**Requirement**
Find all lines in the listing that include the word "képzés", then copy them.

────────────────

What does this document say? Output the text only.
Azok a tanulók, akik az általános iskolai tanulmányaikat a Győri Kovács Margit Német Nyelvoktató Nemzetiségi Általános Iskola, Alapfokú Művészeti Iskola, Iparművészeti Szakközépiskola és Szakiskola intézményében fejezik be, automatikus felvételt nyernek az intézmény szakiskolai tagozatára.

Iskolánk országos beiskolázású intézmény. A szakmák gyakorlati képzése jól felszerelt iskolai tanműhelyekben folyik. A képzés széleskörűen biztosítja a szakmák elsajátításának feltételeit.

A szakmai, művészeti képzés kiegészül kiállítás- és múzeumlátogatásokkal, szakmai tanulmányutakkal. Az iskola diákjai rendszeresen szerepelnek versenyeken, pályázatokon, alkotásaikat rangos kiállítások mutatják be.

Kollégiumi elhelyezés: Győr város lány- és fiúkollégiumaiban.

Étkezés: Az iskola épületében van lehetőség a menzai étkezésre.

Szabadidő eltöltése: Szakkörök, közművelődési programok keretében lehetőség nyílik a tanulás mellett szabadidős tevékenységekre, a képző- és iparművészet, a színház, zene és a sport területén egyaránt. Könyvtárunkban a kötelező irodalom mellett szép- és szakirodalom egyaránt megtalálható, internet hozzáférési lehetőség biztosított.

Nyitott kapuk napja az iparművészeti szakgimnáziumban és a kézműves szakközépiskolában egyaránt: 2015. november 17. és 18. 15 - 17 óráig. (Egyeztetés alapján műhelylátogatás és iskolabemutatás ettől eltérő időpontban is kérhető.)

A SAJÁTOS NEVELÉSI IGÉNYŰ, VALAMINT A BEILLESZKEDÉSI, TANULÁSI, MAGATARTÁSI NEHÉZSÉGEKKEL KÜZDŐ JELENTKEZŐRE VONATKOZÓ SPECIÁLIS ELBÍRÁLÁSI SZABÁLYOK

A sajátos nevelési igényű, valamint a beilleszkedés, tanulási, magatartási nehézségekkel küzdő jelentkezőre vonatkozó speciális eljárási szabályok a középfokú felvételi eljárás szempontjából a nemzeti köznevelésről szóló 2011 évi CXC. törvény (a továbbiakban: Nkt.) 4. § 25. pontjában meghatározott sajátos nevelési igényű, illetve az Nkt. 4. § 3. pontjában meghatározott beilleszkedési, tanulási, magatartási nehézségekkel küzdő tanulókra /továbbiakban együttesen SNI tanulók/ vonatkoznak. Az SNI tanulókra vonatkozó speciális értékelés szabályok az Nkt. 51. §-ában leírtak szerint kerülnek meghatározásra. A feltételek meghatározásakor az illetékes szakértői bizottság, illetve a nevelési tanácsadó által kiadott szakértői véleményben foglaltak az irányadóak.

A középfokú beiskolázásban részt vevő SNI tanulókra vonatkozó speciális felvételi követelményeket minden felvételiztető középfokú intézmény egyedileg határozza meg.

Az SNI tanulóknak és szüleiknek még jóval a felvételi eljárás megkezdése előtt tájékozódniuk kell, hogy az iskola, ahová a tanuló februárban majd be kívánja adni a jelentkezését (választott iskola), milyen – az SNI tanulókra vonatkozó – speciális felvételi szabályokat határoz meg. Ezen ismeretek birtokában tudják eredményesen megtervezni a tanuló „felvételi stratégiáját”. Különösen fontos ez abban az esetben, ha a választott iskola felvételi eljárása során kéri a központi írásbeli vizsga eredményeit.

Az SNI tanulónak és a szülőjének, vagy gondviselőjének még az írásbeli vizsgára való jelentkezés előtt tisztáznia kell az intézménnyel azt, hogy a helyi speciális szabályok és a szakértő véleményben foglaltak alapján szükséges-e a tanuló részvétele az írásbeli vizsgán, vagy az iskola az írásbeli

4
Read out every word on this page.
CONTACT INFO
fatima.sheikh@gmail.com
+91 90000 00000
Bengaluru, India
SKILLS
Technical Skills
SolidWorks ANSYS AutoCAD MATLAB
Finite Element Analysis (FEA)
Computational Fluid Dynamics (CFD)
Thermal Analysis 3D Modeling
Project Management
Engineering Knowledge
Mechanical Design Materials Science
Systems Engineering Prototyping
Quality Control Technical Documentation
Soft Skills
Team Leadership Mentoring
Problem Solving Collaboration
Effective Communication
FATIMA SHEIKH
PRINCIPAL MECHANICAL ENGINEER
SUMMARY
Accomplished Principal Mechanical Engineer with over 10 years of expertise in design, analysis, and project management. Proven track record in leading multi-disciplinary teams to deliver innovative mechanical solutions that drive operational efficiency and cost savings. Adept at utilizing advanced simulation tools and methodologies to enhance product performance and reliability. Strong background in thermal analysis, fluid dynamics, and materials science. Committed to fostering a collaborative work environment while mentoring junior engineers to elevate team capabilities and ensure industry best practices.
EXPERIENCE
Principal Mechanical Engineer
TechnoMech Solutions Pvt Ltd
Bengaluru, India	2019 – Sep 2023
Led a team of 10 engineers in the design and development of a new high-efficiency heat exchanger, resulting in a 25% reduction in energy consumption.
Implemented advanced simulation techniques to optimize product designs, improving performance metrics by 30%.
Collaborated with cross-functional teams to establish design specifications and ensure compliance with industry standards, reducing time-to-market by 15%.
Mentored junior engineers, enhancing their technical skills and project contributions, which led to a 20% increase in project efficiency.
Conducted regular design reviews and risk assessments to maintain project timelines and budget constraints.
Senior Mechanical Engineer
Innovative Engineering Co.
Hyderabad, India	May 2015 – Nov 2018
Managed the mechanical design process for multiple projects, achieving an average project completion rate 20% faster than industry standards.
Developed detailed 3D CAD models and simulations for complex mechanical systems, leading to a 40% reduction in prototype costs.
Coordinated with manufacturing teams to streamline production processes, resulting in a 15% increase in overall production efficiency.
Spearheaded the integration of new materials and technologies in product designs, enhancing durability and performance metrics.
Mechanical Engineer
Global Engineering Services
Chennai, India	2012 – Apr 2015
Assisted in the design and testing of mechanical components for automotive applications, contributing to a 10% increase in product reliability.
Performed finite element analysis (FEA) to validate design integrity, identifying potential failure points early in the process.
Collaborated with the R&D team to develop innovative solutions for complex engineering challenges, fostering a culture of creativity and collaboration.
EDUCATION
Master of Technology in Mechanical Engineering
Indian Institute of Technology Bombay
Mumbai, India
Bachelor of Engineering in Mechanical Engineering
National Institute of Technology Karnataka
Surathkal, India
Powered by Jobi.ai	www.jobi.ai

────────────────

**Solution to the problem**
Iskolánk országos beiskolázású intézmény. A szakmák gyakorlati képzése jól felszerelt iskolai tanműhelyekben folyik. A képzés széleskörűen biztosítja a szakmák elsajátításának feltételeit.
A szakmai, művészeti képzés kiegészül kiállítás- és múzeumlátogatásokkal, szakmai tanulmányutakkal. Az iskola diákjai rendszeresen szerepelnek versenyeken, pályázatokon, alkotásaikat rangos kiállítások mutatják be.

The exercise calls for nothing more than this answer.